━━ Records to process

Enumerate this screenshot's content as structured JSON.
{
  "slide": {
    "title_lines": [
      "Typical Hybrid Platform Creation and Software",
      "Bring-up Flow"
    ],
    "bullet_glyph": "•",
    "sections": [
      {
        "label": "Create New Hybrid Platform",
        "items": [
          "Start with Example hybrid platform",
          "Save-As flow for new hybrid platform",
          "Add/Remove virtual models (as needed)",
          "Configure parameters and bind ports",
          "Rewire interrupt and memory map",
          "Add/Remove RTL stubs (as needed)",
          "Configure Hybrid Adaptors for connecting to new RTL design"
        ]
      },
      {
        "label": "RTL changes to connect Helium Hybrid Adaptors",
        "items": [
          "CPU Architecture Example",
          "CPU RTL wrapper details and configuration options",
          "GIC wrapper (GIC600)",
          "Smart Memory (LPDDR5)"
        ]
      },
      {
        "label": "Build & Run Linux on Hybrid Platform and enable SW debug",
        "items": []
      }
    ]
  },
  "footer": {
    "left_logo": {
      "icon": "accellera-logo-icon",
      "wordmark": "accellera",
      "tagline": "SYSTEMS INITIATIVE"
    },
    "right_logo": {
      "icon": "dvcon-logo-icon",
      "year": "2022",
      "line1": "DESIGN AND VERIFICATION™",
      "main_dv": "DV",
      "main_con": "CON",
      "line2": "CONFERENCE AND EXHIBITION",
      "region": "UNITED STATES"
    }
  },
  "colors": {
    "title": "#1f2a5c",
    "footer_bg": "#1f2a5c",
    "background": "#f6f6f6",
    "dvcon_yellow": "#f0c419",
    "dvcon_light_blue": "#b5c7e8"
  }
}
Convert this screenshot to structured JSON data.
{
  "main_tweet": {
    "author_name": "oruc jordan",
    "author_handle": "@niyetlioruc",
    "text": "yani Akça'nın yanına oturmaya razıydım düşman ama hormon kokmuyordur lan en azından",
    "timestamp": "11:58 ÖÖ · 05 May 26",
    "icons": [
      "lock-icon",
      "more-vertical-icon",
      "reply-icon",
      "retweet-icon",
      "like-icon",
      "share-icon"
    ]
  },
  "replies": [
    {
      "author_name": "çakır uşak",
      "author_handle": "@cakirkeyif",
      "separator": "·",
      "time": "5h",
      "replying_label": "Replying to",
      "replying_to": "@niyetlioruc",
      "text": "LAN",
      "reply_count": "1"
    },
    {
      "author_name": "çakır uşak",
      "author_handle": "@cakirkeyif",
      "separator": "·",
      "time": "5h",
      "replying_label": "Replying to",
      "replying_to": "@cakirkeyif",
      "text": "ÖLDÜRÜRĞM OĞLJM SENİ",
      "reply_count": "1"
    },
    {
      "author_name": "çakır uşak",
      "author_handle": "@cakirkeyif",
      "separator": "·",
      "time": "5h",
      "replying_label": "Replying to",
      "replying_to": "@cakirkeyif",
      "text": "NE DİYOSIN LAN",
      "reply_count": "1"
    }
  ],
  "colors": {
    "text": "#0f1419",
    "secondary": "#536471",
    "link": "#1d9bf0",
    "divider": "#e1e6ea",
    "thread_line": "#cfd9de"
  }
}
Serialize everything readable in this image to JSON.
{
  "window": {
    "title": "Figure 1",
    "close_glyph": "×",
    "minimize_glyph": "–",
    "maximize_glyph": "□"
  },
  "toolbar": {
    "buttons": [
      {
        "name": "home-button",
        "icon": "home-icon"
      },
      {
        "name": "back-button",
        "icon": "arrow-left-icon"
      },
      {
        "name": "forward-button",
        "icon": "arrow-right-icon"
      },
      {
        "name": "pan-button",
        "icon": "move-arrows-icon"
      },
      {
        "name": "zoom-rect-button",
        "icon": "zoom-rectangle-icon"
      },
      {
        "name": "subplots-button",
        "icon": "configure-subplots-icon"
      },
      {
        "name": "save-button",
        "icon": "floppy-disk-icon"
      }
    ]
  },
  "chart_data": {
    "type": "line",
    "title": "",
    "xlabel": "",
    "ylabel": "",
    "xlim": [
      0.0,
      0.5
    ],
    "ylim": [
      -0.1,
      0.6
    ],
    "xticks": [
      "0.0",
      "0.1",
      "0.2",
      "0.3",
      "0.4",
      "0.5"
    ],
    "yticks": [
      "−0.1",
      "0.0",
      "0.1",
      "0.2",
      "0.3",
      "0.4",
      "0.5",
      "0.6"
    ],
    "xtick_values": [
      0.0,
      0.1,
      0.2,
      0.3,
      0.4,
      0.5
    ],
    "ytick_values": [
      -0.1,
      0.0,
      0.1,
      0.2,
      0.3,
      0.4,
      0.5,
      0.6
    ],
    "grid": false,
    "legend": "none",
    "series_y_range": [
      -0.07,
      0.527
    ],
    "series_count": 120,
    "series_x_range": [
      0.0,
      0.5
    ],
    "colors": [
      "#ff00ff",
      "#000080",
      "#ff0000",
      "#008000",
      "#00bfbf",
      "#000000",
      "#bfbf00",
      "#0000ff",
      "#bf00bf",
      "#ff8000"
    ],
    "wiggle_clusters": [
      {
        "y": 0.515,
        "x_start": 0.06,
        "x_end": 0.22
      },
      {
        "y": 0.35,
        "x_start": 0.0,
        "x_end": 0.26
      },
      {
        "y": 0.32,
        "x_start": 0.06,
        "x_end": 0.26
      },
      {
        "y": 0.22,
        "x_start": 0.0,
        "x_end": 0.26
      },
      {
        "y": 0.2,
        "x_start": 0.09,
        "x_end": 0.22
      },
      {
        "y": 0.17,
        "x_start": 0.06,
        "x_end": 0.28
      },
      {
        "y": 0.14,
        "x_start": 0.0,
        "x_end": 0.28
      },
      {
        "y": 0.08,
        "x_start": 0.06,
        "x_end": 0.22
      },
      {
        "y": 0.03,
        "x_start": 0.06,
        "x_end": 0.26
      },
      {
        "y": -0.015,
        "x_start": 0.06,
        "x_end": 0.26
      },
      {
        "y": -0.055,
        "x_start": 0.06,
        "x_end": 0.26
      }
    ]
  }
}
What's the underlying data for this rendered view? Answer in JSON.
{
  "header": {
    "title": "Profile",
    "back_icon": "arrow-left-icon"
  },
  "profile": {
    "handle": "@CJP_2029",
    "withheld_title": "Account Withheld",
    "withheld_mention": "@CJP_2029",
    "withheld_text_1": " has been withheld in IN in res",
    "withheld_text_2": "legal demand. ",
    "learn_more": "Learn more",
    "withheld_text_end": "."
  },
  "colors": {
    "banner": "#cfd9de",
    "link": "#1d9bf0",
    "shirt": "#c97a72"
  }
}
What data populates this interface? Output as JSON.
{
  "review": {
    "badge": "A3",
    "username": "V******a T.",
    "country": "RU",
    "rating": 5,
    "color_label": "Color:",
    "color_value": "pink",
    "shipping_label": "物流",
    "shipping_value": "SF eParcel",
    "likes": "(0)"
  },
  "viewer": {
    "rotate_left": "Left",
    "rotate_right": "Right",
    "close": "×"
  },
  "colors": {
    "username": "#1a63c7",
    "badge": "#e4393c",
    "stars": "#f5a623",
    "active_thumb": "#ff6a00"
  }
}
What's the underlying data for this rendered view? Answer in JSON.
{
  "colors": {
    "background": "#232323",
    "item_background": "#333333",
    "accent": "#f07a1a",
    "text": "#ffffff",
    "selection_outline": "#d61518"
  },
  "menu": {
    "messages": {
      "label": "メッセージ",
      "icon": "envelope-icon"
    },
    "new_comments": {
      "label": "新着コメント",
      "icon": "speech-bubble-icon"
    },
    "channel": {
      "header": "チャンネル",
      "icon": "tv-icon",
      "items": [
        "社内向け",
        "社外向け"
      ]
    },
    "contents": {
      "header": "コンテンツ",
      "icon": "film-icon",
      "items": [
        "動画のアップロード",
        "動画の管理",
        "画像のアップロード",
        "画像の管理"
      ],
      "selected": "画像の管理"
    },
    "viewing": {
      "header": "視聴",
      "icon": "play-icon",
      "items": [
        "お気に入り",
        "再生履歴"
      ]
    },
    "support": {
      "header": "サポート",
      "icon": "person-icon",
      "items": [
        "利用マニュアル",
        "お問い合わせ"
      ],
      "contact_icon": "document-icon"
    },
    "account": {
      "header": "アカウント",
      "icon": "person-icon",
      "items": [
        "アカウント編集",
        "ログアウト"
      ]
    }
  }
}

━━━━

What you have to do -> Copy every line of the listing containing the string "header".

Answer to the problem ->
  "header": {
      "header": "チャンネル",
      "header": "コンテンツ",
      "header": "視聴",
      "header": "サポート",
      "header": "アカウント",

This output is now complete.